• **EXERCISE DETAILS**
Write out every line below that includes the word "Figure".

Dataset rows

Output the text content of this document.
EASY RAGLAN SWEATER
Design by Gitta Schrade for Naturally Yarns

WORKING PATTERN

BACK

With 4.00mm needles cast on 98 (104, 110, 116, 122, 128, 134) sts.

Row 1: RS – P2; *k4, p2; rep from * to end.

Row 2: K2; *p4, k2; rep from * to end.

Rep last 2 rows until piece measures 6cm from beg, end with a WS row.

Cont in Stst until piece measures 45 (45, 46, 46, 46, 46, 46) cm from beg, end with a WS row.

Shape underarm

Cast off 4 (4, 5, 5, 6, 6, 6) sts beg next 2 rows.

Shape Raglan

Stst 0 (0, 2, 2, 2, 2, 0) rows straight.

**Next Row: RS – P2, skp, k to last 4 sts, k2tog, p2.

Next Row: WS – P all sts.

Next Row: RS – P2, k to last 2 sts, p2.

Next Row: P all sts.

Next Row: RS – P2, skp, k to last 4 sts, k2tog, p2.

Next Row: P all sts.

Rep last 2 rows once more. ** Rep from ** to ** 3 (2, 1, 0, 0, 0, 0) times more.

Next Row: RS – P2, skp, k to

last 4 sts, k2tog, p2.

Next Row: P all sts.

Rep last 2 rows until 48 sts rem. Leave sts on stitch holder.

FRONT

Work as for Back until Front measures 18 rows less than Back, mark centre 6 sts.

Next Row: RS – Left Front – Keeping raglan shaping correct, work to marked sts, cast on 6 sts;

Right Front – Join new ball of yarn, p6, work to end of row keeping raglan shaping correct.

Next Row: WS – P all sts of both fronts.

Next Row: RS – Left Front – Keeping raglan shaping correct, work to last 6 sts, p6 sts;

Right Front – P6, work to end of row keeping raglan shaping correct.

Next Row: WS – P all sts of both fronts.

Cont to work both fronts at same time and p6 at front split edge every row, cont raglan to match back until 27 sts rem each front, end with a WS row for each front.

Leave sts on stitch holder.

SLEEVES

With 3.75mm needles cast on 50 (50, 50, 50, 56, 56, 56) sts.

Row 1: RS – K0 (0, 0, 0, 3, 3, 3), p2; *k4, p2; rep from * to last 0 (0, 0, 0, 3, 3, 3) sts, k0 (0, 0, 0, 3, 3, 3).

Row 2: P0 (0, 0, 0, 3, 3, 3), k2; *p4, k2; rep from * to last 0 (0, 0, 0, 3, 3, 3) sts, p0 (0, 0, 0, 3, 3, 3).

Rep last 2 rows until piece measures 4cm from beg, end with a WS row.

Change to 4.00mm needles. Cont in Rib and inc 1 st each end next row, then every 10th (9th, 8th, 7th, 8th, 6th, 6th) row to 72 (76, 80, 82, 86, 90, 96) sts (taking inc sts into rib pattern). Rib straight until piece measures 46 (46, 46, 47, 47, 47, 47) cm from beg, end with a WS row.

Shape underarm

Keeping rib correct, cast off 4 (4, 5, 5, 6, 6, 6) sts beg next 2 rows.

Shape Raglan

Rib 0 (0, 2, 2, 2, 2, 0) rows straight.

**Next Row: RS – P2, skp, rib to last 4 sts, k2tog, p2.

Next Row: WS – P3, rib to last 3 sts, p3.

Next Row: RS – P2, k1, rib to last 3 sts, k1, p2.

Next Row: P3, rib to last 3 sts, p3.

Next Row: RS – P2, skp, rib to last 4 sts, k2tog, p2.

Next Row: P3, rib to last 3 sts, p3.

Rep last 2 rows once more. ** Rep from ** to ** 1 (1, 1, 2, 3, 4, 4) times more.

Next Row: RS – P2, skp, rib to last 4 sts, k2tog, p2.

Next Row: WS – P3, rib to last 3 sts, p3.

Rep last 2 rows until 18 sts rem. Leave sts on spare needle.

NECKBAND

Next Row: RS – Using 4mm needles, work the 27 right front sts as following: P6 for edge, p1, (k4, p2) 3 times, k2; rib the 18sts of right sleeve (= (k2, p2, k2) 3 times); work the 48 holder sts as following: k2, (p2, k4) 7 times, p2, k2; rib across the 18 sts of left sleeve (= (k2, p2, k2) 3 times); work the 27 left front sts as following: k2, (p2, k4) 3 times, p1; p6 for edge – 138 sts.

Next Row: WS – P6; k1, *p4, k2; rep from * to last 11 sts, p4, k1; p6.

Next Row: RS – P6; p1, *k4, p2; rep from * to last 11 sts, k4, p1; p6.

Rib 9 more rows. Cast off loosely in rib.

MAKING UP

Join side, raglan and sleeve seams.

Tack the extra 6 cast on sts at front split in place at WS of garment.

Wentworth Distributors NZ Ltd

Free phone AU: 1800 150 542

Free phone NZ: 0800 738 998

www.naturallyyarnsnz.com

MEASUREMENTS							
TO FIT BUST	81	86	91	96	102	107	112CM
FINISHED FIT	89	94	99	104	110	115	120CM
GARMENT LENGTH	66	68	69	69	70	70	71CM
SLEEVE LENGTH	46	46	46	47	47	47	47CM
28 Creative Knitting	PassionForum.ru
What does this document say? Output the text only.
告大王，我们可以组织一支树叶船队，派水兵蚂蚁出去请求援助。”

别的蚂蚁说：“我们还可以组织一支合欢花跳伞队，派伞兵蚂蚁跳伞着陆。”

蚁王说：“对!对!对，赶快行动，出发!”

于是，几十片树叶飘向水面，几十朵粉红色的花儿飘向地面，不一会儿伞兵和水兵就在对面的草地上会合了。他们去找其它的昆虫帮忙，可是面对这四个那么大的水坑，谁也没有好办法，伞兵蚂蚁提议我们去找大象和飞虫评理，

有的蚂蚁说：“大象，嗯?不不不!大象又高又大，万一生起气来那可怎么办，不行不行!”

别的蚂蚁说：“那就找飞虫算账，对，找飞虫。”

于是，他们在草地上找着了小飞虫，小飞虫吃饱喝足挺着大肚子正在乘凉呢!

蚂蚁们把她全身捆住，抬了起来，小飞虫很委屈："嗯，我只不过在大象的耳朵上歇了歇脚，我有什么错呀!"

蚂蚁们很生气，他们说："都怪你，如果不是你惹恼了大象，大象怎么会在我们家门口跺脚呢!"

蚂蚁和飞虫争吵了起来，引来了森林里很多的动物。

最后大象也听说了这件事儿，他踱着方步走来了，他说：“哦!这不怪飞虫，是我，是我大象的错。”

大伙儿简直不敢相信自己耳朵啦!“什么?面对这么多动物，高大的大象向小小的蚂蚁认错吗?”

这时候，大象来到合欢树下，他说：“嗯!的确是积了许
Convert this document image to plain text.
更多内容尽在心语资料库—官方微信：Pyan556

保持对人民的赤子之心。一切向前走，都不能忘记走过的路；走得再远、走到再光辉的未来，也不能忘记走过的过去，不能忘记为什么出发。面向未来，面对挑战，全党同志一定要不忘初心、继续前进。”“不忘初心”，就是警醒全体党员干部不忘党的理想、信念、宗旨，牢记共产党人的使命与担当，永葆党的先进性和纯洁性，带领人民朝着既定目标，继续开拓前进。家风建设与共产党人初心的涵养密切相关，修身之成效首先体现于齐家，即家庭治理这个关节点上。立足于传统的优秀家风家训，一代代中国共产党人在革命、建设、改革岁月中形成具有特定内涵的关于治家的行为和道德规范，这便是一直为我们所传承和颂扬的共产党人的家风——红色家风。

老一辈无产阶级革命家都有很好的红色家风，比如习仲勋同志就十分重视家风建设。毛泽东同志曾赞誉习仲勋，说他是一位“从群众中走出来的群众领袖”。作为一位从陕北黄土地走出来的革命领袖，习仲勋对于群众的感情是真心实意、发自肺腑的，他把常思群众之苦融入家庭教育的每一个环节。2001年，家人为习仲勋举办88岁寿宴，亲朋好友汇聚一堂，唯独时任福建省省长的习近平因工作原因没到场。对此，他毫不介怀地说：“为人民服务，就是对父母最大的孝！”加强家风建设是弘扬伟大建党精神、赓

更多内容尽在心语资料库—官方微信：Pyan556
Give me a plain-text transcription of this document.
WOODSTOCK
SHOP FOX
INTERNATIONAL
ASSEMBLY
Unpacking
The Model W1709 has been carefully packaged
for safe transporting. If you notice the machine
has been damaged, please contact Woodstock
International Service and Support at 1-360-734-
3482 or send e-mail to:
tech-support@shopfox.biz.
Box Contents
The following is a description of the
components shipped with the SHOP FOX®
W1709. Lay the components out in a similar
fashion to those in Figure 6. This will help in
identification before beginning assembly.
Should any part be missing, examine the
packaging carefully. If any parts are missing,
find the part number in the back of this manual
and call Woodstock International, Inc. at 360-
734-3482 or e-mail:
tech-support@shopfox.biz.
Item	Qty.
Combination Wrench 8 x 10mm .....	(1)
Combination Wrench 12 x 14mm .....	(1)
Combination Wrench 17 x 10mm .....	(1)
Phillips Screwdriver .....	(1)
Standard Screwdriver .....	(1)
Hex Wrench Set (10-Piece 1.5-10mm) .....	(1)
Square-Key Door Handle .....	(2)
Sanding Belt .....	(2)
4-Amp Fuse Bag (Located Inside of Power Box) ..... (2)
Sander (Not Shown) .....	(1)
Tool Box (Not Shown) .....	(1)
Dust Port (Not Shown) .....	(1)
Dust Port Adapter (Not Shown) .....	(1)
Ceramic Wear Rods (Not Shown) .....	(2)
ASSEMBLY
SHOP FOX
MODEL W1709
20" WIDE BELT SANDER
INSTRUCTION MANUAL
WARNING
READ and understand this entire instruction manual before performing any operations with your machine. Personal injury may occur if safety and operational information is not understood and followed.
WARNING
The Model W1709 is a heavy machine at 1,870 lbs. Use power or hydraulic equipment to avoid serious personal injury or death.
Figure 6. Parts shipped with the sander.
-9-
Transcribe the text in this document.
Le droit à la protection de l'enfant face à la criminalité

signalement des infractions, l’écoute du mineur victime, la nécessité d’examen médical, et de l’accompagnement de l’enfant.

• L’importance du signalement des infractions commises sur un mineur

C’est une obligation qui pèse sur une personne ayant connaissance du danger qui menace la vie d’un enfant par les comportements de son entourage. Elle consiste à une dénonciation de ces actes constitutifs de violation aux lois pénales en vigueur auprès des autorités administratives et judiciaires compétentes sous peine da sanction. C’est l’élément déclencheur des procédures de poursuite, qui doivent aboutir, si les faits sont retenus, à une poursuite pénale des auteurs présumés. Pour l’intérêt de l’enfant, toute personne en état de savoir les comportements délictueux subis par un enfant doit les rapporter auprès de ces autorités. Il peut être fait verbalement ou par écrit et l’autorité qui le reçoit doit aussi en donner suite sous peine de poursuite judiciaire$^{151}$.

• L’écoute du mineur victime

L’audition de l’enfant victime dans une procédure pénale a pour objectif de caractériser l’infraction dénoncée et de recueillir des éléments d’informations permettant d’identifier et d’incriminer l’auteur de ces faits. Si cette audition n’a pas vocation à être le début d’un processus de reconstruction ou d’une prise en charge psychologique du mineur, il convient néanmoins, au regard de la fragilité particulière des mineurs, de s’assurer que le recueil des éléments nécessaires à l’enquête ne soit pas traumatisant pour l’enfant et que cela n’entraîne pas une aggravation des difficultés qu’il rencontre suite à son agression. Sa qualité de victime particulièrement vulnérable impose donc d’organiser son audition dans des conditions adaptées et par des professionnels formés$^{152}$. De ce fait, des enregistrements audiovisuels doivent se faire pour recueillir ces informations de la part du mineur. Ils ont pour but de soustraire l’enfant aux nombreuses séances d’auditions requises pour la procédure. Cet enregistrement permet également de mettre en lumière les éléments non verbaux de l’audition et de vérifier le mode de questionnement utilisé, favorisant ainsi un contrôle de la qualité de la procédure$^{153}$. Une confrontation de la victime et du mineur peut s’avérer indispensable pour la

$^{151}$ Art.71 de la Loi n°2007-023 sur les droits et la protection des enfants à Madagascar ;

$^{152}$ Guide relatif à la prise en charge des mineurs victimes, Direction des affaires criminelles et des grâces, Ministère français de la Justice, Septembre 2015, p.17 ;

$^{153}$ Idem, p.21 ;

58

• **RESULT**
fashion to those in Figure 6. This will help in
Figure 6. Parts shipped with the sander.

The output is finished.